(WORK TO COMPLETE) In the entries that follow, how many lines contain the word "thou"? Answer with the number only.

(Saved entries)
— BEGIN —
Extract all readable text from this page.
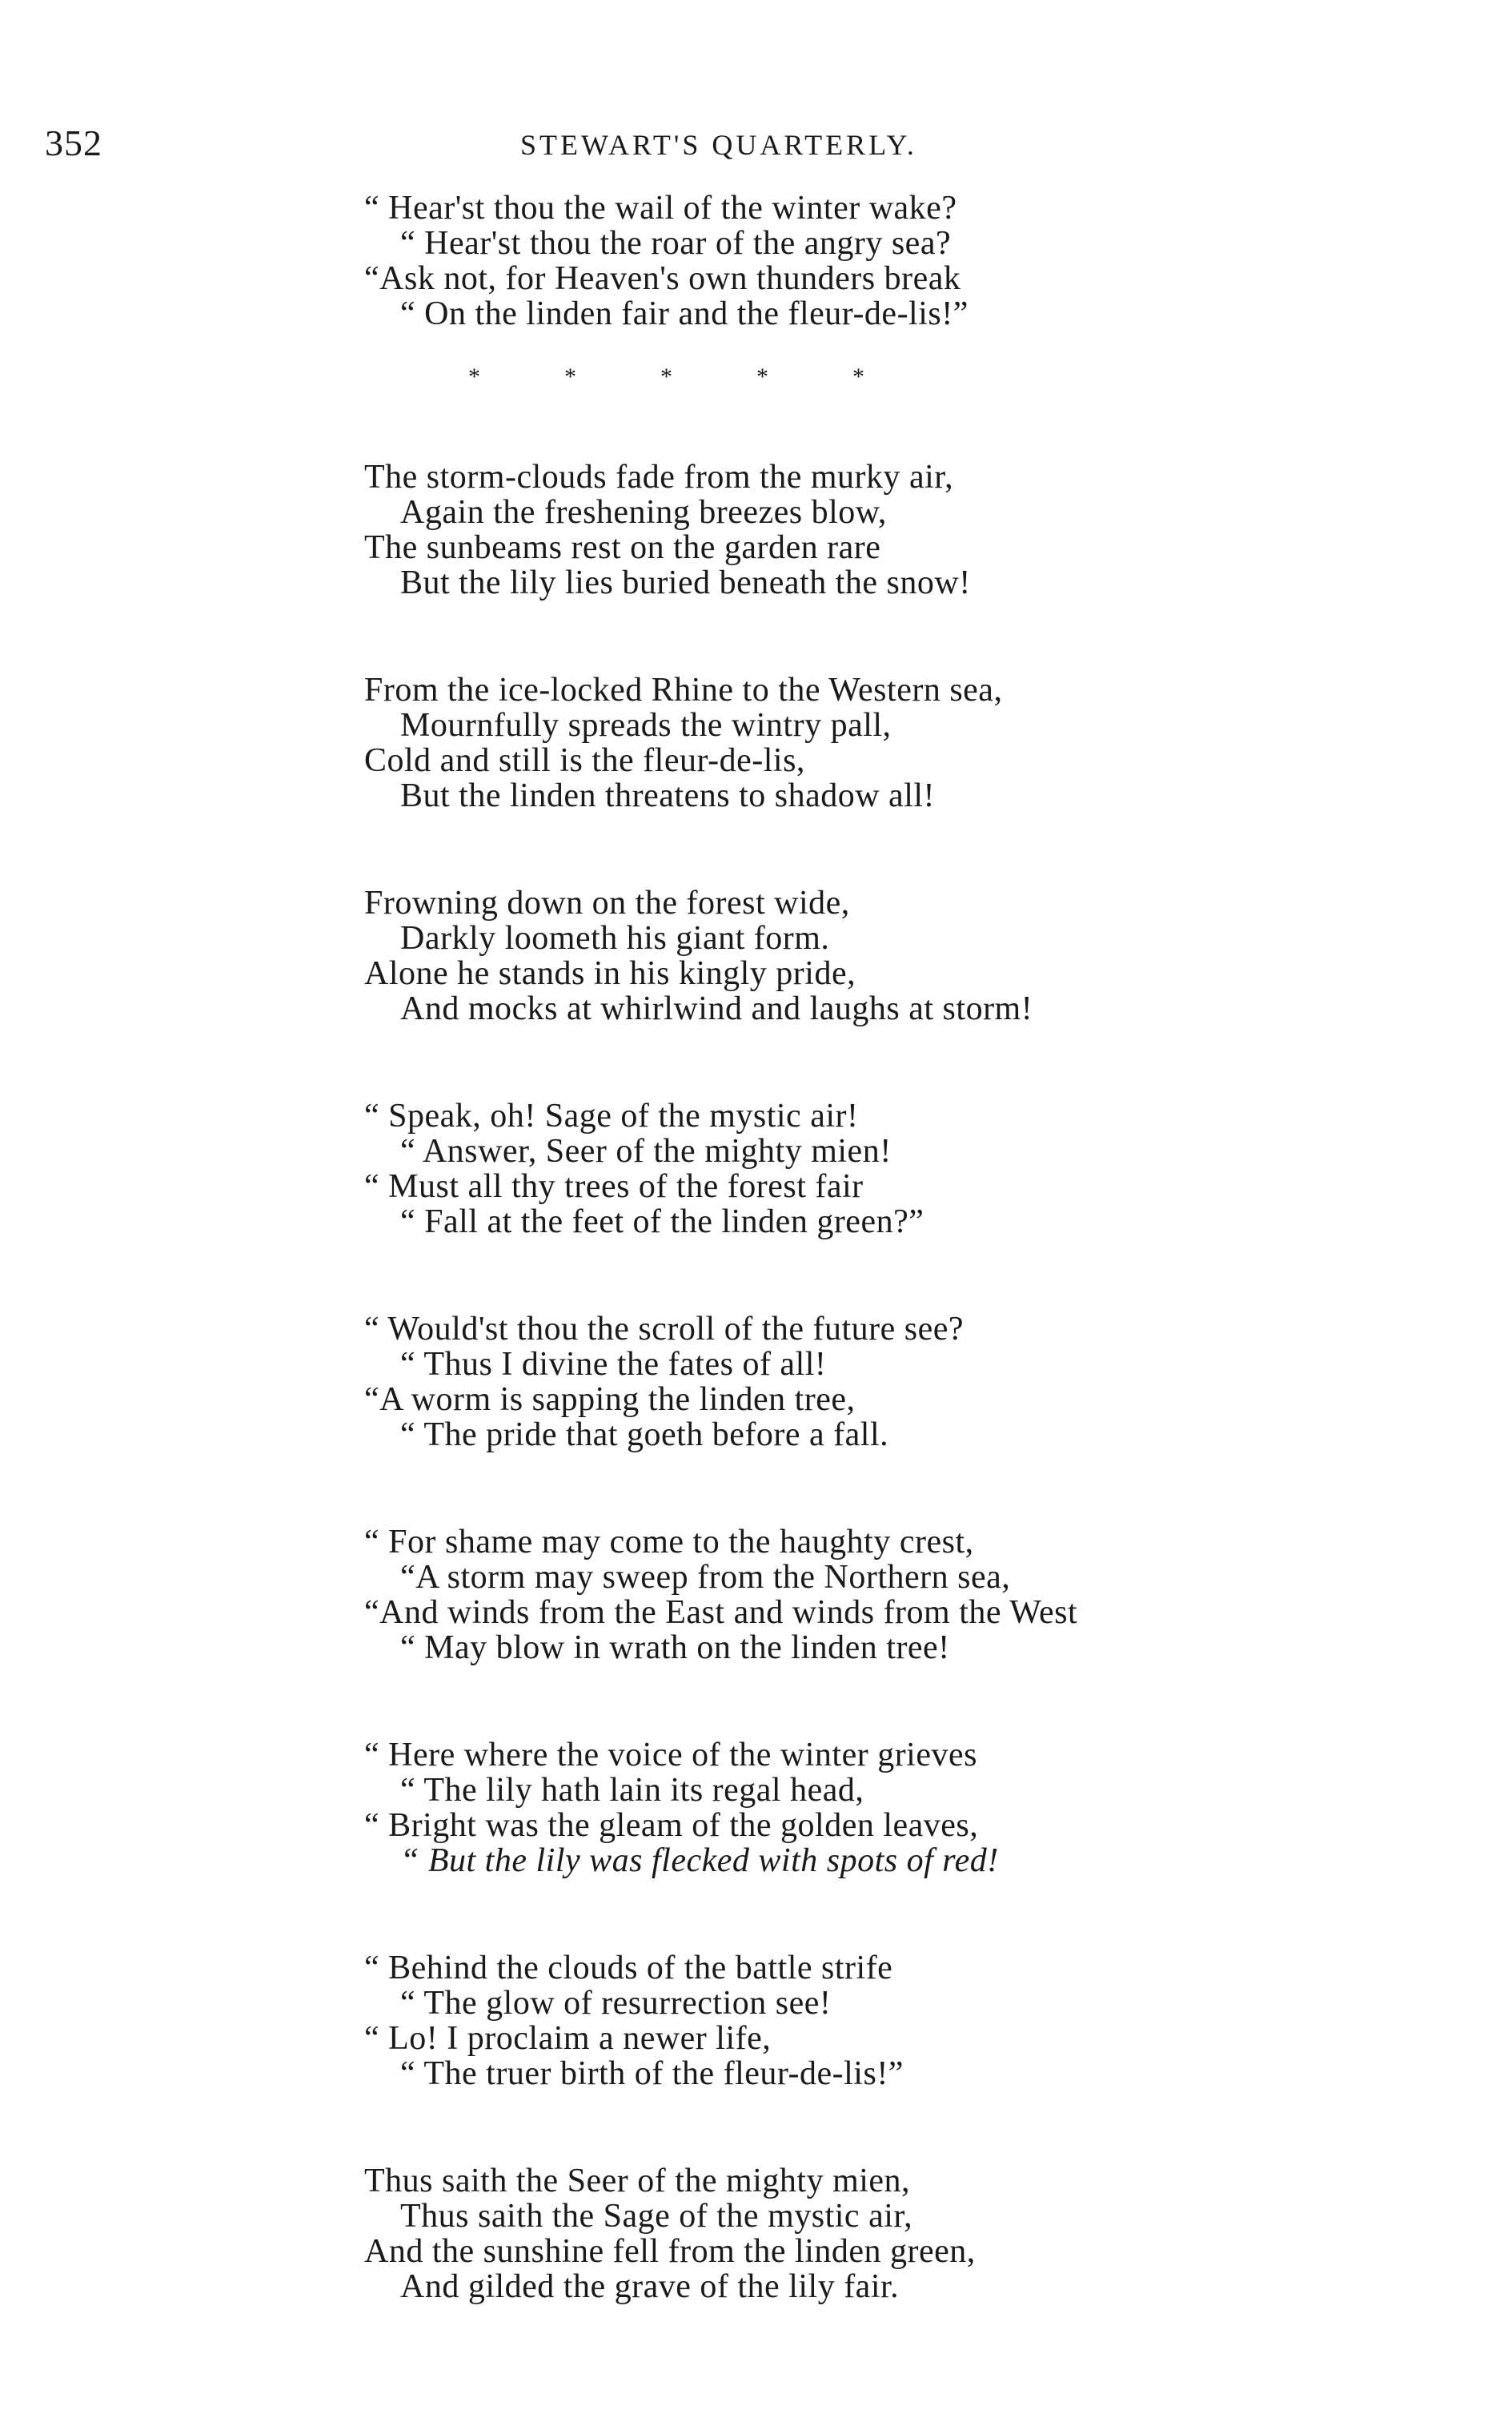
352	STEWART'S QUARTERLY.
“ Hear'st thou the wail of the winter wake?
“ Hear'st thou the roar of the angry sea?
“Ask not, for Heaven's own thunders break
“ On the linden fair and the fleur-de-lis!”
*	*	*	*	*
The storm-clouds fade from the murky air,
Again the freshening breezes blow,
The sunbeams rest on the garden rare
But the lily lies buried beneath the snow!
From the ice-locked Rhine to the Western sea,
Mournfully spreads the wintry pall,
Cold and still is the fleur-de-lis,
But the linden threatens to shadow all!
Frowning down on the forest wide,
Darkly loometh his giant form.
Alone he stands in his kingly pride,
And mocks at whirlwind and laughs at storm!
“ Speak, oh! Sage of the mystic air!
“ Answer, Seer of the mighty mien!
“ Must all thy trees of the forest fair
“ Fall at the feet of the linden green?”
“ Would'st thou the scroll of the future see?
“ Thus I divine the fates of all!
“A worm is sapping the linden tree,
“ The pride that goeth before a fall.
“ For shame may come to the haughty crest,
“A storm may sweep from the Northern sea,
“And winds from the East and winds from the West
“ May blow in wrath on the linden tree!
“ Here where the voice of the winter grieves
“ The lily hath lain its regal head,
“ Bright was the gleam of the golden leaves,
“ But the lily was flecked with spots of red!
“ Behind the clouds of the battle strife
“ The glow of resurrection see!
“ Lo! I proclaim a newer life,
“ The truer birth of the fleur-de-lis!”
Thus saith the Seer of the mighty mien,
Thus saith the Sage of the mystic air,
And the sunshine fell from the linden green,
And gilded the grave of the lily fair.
— END —
(WRITTEN RESPONSE) 3